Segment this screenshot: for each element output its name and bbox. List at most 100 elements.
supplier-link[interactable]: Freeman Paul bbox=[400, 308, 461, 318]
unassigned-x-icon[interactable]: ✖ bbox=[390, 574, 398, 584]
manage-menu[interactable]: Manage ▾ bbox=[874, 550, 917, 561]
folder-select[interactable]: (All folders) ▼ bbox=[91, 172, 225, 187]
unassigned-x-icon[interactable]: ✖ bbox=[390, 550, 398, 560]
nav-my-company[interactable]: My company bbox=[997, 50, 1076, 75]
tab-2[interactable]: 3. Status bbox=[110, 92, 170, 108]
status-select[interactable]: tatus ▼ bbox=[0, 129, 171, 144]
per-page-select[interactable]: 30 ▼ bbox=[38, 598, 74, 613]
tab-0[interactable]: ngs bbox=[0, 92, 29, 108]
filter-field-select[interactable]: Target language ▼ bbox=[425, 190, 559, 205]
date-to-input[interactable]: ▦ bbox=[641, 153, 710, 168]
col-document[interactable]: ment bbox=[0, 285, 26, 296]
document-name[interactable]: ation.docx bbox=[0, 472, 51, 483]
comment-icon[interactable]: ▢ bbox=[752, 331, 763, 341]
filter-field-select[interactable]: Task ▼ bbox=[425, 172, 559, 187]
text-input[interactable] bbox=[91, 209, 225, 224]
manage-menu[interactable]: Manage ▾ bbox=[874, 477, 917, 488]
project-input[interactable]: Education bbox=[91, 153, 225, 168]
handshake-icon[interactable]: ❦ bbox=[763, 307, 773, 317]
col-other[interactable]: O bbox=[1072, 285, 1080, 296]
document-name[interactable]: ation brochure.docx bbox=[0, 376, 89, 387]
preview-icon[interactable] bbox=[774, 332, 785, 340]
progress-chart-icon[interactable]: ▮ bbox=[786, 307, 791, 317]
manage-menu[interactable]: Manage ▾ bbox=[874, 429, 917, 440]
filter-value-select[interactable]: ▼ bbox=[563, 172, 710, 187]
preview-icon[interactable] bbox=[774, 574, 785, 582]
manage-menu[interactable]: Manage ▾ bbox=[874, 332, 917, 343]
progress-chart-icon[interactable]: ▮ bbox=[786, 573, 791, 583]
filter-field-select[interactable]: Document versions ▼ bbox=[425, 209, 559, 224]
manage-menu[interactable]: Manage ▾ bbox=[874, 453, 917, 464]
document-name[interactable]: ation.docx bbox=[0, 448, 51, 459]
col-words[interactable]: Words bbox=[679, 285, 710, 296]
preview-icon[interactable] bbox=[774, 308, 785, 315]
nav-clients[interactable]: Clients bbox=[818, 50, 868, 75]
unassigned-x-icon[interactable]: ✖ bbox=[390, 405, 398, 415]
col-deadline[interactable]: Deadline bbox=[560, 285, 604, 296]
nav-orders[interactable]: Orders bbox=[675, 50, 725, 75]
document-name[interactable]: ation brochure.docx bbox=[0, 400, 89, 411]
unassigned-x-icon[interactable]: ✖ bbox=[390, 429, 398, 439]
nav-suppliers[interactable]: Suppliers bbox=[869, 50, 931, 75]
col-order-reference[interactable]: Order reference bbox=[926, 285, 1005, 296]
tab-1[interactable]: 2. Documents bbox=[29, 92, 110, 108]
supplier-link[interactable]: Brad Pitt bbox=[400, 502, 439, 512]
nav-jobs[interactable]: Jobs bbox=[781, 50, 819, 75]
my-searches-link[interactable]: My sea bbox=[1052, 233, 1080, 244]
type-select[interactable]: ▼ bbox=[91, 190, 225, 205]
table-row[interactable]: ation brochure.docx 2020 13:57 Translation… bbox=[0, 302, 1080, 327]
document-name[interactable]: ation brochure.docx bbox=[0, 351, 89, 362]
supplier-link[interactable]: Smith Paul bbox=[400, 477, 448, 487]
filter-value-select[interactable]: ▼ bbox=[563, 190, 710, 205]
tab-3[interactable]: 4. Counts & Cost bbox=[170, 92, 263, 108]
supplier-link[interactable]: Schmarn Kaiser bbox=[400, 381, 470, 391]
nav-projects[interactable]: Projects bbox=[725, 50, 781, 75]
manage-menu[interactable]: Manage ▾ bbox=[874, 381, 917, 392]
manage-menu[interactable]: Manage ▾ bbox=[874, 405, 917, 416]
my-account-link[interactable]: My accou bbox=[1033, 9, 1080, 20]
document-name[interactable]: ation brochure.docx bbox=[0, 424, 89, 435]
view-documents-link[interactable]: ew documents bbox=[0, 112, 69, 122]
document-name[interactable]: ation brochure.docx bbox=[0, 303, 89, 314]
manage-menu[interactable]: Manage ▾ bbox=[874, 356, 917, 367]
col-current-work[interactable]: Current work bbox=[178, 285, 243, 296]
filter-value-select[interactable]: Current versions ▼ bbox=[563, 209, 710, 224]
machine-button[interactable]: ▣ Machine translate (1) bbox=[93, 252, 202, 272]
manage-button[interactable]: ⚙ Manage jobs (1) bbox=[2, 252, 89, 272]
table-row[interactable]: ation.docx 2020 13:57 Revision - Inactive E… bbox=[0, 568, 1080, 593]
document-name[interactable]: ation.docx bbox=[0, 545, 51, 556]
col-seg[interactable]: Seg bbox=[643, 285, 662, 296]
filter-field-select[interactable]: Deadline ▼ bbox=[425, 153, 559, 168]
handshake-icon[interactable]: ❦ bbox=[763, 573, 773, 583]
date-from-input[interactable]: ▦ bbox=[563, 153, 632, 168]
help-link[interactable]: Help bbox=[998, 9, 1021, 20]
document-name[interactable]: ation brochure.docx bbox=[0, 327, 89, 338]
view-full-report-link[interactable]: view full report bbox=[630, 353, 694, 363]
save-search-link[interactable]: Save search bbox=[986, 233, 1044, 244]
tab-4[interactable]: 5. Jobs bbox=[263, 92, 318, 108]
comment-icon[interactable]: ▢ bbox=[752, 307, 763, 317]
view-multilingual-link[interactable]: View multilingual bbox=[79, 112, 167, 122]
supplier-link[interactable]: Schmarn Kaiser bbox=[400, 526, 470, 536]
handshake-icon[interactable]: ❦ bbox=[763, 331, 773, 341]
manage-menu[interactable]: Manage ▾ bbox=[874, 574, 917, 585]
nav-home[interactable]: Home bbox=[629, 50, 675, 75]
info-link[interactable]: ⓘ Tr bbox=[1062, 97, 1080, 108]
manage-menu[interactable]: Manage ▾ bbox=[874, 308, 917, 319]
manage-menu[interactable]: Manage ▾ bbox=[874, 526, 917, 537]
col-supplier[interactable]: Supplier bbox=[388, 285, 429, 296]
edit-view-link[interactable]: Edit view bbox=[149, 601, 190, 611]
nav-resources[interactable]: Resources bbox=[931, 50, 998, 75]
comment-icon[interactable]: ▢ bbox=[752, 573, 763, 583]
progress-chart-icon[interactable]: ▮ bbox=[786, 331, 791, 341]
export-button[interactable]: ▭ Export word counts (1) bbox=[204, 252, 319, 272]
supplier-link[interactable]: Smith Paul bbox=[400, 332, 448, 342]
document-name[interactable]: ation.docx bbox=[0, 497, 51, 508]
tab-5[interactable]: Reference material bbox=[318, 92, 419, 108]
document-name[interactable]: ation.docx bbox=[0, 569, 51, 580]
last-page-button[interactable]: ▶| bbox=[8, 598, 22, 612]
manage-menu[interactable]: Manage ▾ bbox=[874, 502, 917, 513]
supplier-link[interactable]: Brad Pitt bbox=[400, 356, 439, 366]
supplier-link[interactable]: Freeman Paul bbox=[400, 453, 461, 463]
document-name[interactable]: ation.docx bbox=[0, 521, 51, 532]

------------------------------------------------------------

#### Stated problem:
Can you reproduce every item above, line for line, without changing a single character?

#### Problem solution:
Segment this screenshot: for each element output its name and bbox. List at most 100 elements.
supplier-link[interactable]: Freeman Paul bbox=[400, 308, 461, 318]
unassigned-x-icon[interactable]: ✖ bbox=[390, 574, 398, 584]
manage-menu[interactable]: Manage ▾ bbox=[874, 550, 917, 561]
folder-select[interactable]: (All folders) ▼ bbox=[91, 172, 225, 187]
unassigned-x-icon[interactable]: ✖ bbox=[390, 550, 398, 560]
nav-my-company[interactable]: My company bbox=[997, 50, 1076, 75]
tab-2[interactable]: 3. Status bbox=[110, 92, 170, 108]
status-select[interactable]: tatus ▼ bbox=[0, 129, 171, 144]
per-page-select[interactable]: 30 ▼ bbox=[38, 598, 74, 613]
tab-0[interactable]: ngs bbox=[0, 92, 29, 108]
filter-field-select[interactable]: Target language ▼ bbox=[425, 190, 559, 205]
date-to-input[interactable]: ▦ bbox=[641, 153, 710, 168]
col-document[interactable]: ment bbox=[0, 285, 26, 296]
document-name[interactable]: ation.docx bbox=[0, 472, 51, 483]
comment-icon[interactable]: ▢ bbox=[752, 331, 763, 341]
filter-field-select[interactable]: Task ▼ bbox=[425, 172, 559, 187]
text-input[interactable] bbox=[91, 209, 225, 224]
manage-menu[interactable]: Manage ▾ bbox=[874, 477, 917, 488]
project-input[interactable]: Education bbox=[91, 153, 225, 168]
handshake-icon[interactable]: ❦ bbox=[763, 307, 773, 317]
col-other[interactable]: O bbox=[1072, 285, 1080, 296]
document-name[interactable]: ation brochure.docx bbox=[0, 376, 89, 387]
preview-icon[interactable] bbox=[774, 332, 785, 340]
progress-chart-icon[interactable]: ▮ bbox=[786, 307, 791, 317]
manage-menu[interactable]: Manage ▾ bbox=[874, 429, 917, 440]
filter-value-select[interactable]: ▼ bbox=[563, 172, 710, 187]
preview-icon[interactable] bbox=[774, 574, 785, 582]
manage-menu[interactable]: Manage ▾ bbox=[874, 332, 917, 343]
progress-chart-icon[interactable]: ▮ bbox=[786, 573, 791, 583]
filter-field-select[interactable]: Document versions ▼ bbox=[425, 209, 559, 224]
manage-menu[interactable]: Manage ▾ bbox=[874, 453, 917, 464]
document-name[interactable]: ation.docx bbox=[0, 448, 51, 459]
col-words[interactable]: Words bbox=[679, 285, 710, 296]
preview-icon[interactable] bbox=[774, 308, 785, 315]
nav-clients[interactable]: Clients bbox=[818, 50, 868, 75]
unassigned-x-icon[interactable]: ✖ bbox=[390, 405, 398, 415]
col-deadline[interactable]: Deadline bbox=[560, 285, 604, 296]
nav-orders[interactable]: Orders bbox=[675, 50, 725, 75]
document-name[interactable]: ation brochure.docx bbox=[0, 400, 89, 411]
unassigned-x-icon[interactable]: ✖ bbox=[390, 429, 398, 439]
nav-suppliers[interactable]: Suppliers bbox=[869, 50, 931, 75]
col-order-reference[interactable]: Order reference bbox=[926, 285, 1005, 296]
tab-1[interactable]: 2. Documents bbox=[29, 92, 110, 108]
supplier-link[interactable]: Brad Pitt bbox=[400, 502, 439, 512]
nav-jobs[interactable]: Jobs bbox=[781, 50, 819, 75]
my-searches-link[interactable]: My sea bbox=[1052, 233, 1080, 244]
type-select[interactable]: ▼ bbox=[91, 190, 225, 205]
table-row[interactable]: ation brochure.docx 2020 13:57 Translation… bbox=[0, 302, 1080, 327]
document-name[interactable]: ation brochure.docx bbox=[0, 351, 89, 362]
supplier-link[interactable]: Smith Paul bbox=[400, 477, 448, 487]
filter-value-select[interactable]: ▼ bbox=[563, 190, 710, 205]
tab-3[interactable]: 4. Counts & Cost bbox=[170, 92, 263, 108]
supplier-link[interactable]: Schmarn Kaiser bbox=[400, 381, 470, 391]
nav-projects[interactable]: Projects bbox=[725, 50, 781, 75]
manage-menu[interactable]: Manage ▾ bbox=[874, 381, 917, 392]
manage-menu[interactable]: Manage ▾ bbox=[874, 405, 917, 416]
my-account-link[interactable]: My accou bbox=[1033, 9, 1080, 20]
document-name[interactable]: ation brochure.docx bbox=[0, 424, 89, 435]
view-documents-link[interactable]: ew documents bbox=[0, 112, 69, 122]
document-name[interactable]: ation brochure.docx bbox=[0, 303, 89, 314]
manage-menu[interactable]: Manage ▾ bbox=[874, 356, 917, 367]
col-current-work[interactable]: Current work bbox=[178, 285, 243, 296]
filter-value-select[interactable]: Current versions ▼ bbox=[563, 209, 710, 224]
machine-button[interactable]: ▣ Machine translate (1) bbox=[93, 252, 202, 272]
manage-button[interactable]: ⚙ Manage jobs (1) bbox=[2, 252, 89, 272]
table-row[interactable]: ation.docx 2020 13:57 Revision - Inactive E… bbox=[0, 568, 1080, 593]
document-name[interactable]: ation.docx bbox=[0, 545, 51, 556]
col-seg[interactable]: Seg bbox=[643, 285, 662, 296]
filter-field-select[interactable]: Deadline ▼ bbox=[425, 153, 559, 168]
handshake-icon[interactable]: ❦ bbox=[763, 573, 773, 583]
date-from-input[interactable]: ▦ bbox=[563, 153, 632, 168]
help-link[interactable]: Help bbox=[998, 9, 1021, 20]
document-name[interactable]: ation brochure.docx bbox=[0, 327, 89, 338]
view-full-report-link[interactable]: view full report bbox=[630, 353, 694, 363]
save-search-link[interactable]: Save search bbox=[986, 233, 1044, 244]
tab-4[interactable]: 5. Jobs bbox=[263, 92, 318, 108]
comment-icon[interactable]: ▢ bbox=[752, 307, 763, 317]
view-multilingual-link[interactable]: View multilingual bbox=[79, 112, 167, 122]
supplier-link[interactable]: Schmarn Kaiser bbox=[400, 526, 470, 536]
handshake-icon[interactable]: ❦ bbox=[763, 331, 773, 341]
manage-menu[interactable]: Manage ▾ bbox=[874, 574, 917, 585]
nav-home[interactable]: Home bbox=[629, 50, 675, 75]
info-link[interactable]: ⓘ Tr bbox=[1062, 97, 1080, 108]
manage-menu[interactable]: Manage ▾ bbox=[874, 308, 917, 319]
manage-menu[interactable]: Manage ▾ bbox=[874, 526, 917, 537]
col-supplier[interactable]: Supplier bbox=[388, 285, 429, 296]
edit-view-link[interactable]: Edit view bbox=[149, 601, 190, 611]
nav-resources[interactable]: Resources bbox=[931, 50, 998, 75]
comment-icon[interactable]: ▢ bbox=[752, 573, 763, 583]
progress-chart-icon[interactable]: ▮ bbox=[786, 331, 791, 341]
export-button[interactable]: ▭ Export word counts (1) bbox=[204, 252, 319, 272]
supplier-link[interactable]: Smith Paul bbox=[400, 332, 448, 342]
document-name[interactable]: ation.docx bbox=[0, 497, 51, 508]
tab-5[interactable]: Reference material bbox=[318, 92, 419, 108]
document-name[interactable]: ation.docx bbox=[0, 569, 51, 580]
last-page-button[interactable]: ▶| bbox=[8, 598, 22, 612]
manage-menu[interactable]: Manage ▾ bbox=[874, 502, 917, 513]
supplier-link[interactable]: Brad Pitt bbox=[400, 356, 439, 366]
supplier-link[interactable]: Freeman Paul bbox=[400, 453, 461, 463]
document-name[interactable]: ation.docx bbox=[0, 521, 51, 532]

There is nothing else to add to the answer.